# Short problem
Omit the pictures and return every entry exactly as written.

[Stored dataset items]
───

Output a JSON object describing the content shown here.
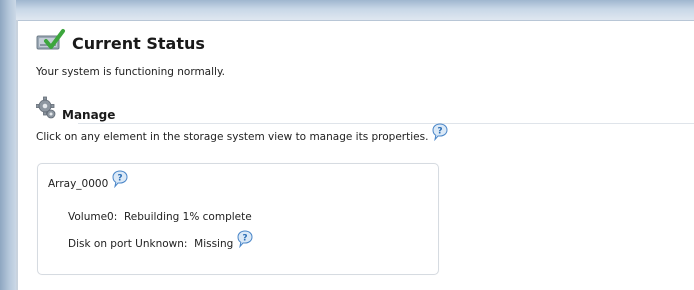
{
  "current_status": {
    "title": "Current Status",
    "message": "Your system is functioning normally.",
    "icon": "status-ok-icon"
  },
  "manage": {
    "title": "Manage",
    "icon": "gear-icon",
    "instruction": "Click on any element in the storage system view to manage its properties."
  },
  "storage": {
    "array_name": "Array_0000",
    "volume_label": "Volume0:",
    "volume_status": "Rebuilding 1% complete",
    "disk_label": "Disk on port Unknown:",
    "disk_status": "Missing"
  },
  "colors": {
    "check_green": "#3da63d",
    "help_blue": "#4a86c8",
    "card_border": "#d6dbe1"
  }
}
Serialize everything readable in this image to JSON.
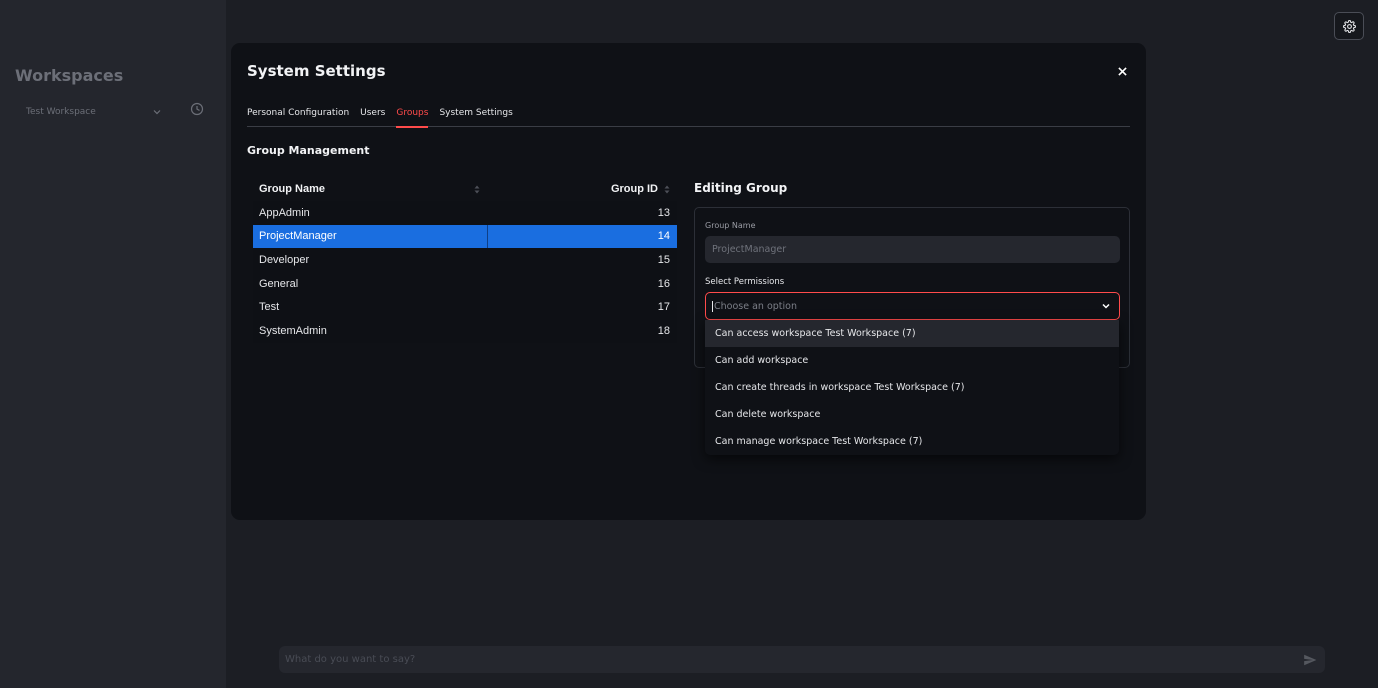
{
  "sidebar": {
    "title": "Workspaces",
    "workspace_selected": "Test Workspace"
  },
  "chat": {
    "placeholder": "What do you want to say?"
  },
  "modal": {
    "title": "System Settings",
    "tabs": [
      {
        "label": "Personal Configuration",
        "active": false
      },
      {
        "label": "Users",
        "active": false
      },
      {
        "label": "Groups",
        "active": true
      },
      {
        "label": "System Settings",
        "active": false
      }
    ],
    "section_title": "Group Management",
    "table": {
      "headers": {
        "name": "Group Name",
        "id": "Group ID"
      },
      "rows": [
        {
          "name": "AppAdmin",
          "id": "13"
        },
        {
          "name": "ProjectManager",
          "id": "14"
        },
        {
          "name": "Developer",
          "id": "15"
        },
        {
          "name": "General",
          "id": "16"
        },
        {
          "name": "Test",
          "id": "17"
        },
        {
          "name": "SystemAdmin",
          "id": "18"
        }
      ],
      "selected_row": "ProjectManager"
    },
    "editing": {
      "title": "Editing Group",
      "name_label": "Group Name",
      "name_value": "ProjectManager",
      "perm_label": "Select Permissions",
      "perm_placeholder": "Choose an option",
      "options": [
        "Can access workspace Test Workspace (7)",
        "Can add workspace",
        "Can create threads in workspace Test Workspace (7)",
        "Can delete workspace",
        "Can manage workspace Test Workspace (7)"
      ]
    }
  },
  "colors": {
    "accent": "#ff4b4b",
    "selection": "#1a6ee0",
    "modal_bg": "#0f1116",
    "page_bg": "#1c1e24",
    "sidebar_bg": "#24262d"
  }
}
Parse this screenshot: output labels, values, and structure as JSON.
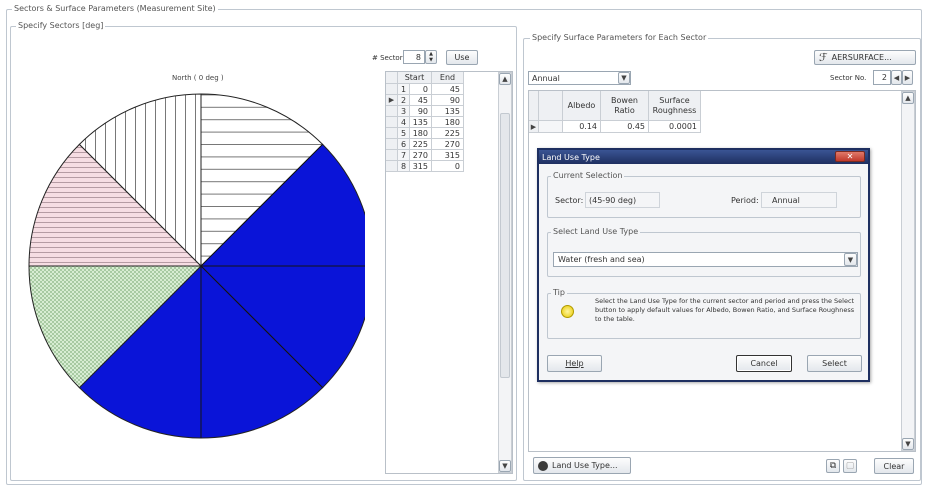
{
  "outer": {
    "title": "Sectors & Surface Parameters (Measurement Site)"
  },
  "left": {
    "legend": "Specify Sectors [deg]",
    "pie_north_label": "North ( 0 deg )",
    "sectors_label": "# Sectors",
    "sectors_value": "8",
    "use_button": "Use",
    "table": {
      "headers": [
        "Start",
        "End"
      ],
      "rows": [
        [
          "1",
          "0",
          "45"
        ],
        [
          "2",
          "45",
          "90"
        ],
        [
          "3",
          "90",
          "135"
        ],
        [
          "4",
          "135",
          "180"
        ],
        [
          "5",
          "180",
          "225"
        ],
        [
          "6",
          "225",
          "270"
        ],
        [
          "7",
          "270",
          "315"
        ],
        [
          "8",
          "315",
          "0"
        ]
      ]
    }
  },
  "right": {
    "legend": "Specify Surface Parameters for Each Sector",
    "aersurface_button": "AERSURFACE...",
    "period_value": "Annual",
    "sector_no_label": "Sector No.",
    "sector_no_value": "2",
    "grid": {
      "headers": [
        "Albedo",
        "Bowen Ratio",
        "Surface Roughness"
      ],
      "row": [
        "0.14",
        "0.45",
        "0.0001"
      ]
    },
    "land_use_button": "Land Use Type...",
    "clear_button": "Clear"
  },
  "dialog": {
    "title": "Land Use Type",
    "current_legend": "Current Selection",
    "sector_label": "Sector:",
    "sector_value": "(45-90 deg)",
    "period_label": "Period:",
    "period_value": "Annual",
    "select_legend": "Select Land Use Type",
    "land_use_value": "Water (fresh and sea)",
    "tip_legend": "Tip",
    "tip_text": "Select the Land Use Type for the current sector and period and press the Select button to apply default values for Albedo, Bowen Ratio, and Surface Roughness to the table.",
    "help_button": "Help",
    "cancel_button": "Cancel",
    "select_button": "Select"
  },
  "colors": {
    "blue_sector": "#0a14d8",
    "green_sector": "#d7edd2",
    "pink_sector": "#f6dde3",
    "dialog_title_bg": "#2a3f7a"
  }
}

───

# Result
Output a JSON object describing the content shown here.
{
  "current_status": {
    "title": "Current Status",
    "message": "Your system is functioning normally.",
    "icon": "status-ok-icon"
  },
  "manage": {
    "title": "Manage",
    "icon": "gear-icon",
    "instruction": "Click on any element in the storage system view to manage its properties."
  },
  "storage": {
    "array_name": "Array_0000",
    "volume_label": "Volume0:",
    "volume_status": "Rebuilding 1% complete",
    "disk_label": "Disk on port Unknown:",
    "disk_status": "Missing"
  },
  "colors": {
    "check_green": "#3da63d",
    "help_blue": "#4a86c8",
    "card_border": "#d6dbe1"
  }
}
Serialize everything readable in this image to JSON.
{
  "sidebar": {
    "title": "Workspaces",
    "workspace_selected": "Test Workspace"
  },
  "chat": {
    "placeholder": "What do you want to say?"
  },
  "modal": {
    "title": "System Settings",
    "tabs": [
      {
        "label": "Personal Configuration",
        "active": false
      },
      {
        "label": "Users",
        "active": false
      },
      {
        "label": "Groups",
        "active": true
      },
      {
        "label": "System Settings",
        "active": false
      }
    ],
    "section_title": "Group Management",
    "table": {
      "headers": {
        "name": "Group Name",
        "id": "Group ID"
      },
      "rows": [
        {
          "name": "AppAdmin",
          "id": "13"
        },
        {
          "name": "ProjectManager",
          "id": "14"
        },
        {
          "name": "Developer",
          "id": "15"
        },
        {
          "name": "General",
          "id": "16"
        },
        {
          "name": "Test",
          "id": "17"
        },
        {
          "name": "SystemAdmin",
          "id": "18"
        }
      ],
      "selected_row": "ProjectManager"
    },
    "editing": {
      "title": "Editing Group",
      "name_label": "Group Name",
      "name_value": "ProjectManager",
      "perm_label": "Select Permissions",
      "perm_placeholder": "Choose an option",
      "options": [
        "Can access workspace Test Workspace (7)",
        "Can add workspace",
        "Can create threads in workspace Test Workspace (7)",
        "Can delete workspace",
        "Can manage workspace Test Workspace (7)"
      ]
    }
  },
  "colors": {
    "accent": "#ff4b4b",
    "selection": "#1a6ee0",
    "modal_bg": "#0f1116",
    "page_bg": "#1c1e24",
    "sidebar_bg": "#24262d"
  }
}
Parse this screenshot: output labels, values, and structure as JSON.
{
  "outer": {
    "title": "Sectors & Surface Parameters (Measurement Site)"
  },
  "left": {
    "legend": "Specify Sectors [deg]",
    "pie_north_label": "North ( 0 deg )",
    "sectors_label": "# Sectors",
    "sectors_value": "8",
    "use_button": "Use",
    "table": {
      "headers": [
        "Start",
        "End"
      ],
      "rows": [
        [
          "1",
          "0",
          "45"
        ],
        [
          "2",
          "45",
          "90"
        ],
        [
          "3",
          "90",
          "135"
        ],
        [
          "4",
          "135",
          "180"
        ],
        [
          "5",
          "180",
          "225"
        ],
        [
          "6",
          "225",
          "270"
        ],
        [
          "7",
          "270",
          "315"
        ],
        [
          "8",
          "315",
          "0"
        ]
      ]
    }
  },
  "right": {
    "legend": "Specify Surface Parameters for Each Sector",
    "aersurface_button": "AERSURFACE...",
    "period_value": "Annual",
    "sector_no_label": "Sector No.",
    "sector_no_value": "2",
    "grid": {
      "headers": [
        "Albedo",
        "Bowen Ratio",
        "Surface Roughness"
      ],
      "row": [
        "0.14",
        "0.45",
        "0.0001"
      ]
    },
    "land_use_button": "Land Use Type...",
    "clear_button": "Clear"
  },
  "dialog": {
    "title": "Land Use Type",
    "current_legend": "Current Selection",
    "sector_label": "Sector:",
    "sector_value": "(45-90 deg)",
    "period_label": "Period:",
    "period_value": "Annual",
    "select_legend": "Select Land Use Type",
    "land_use_value": "Water (fresh and sea)",
    "tip_legend": "Tip",
    "tip_text": "Select the Land Use Type for the current sector and period and press the Select button to apply default values for Albedo, Bowen Ratio, and Surface Roughness to the table.",
    "help_button": "Help",
    "cancel_button": "Cancel",
    "select_button": "Select"
  },
  "colors": {
    "blue_sector": "#0a14d8",
    "green_sector": "#d7edd2",
    "pink_sector": "#f6dde3",
    "dialog_title_bg": "#2a3f7a"
  }
}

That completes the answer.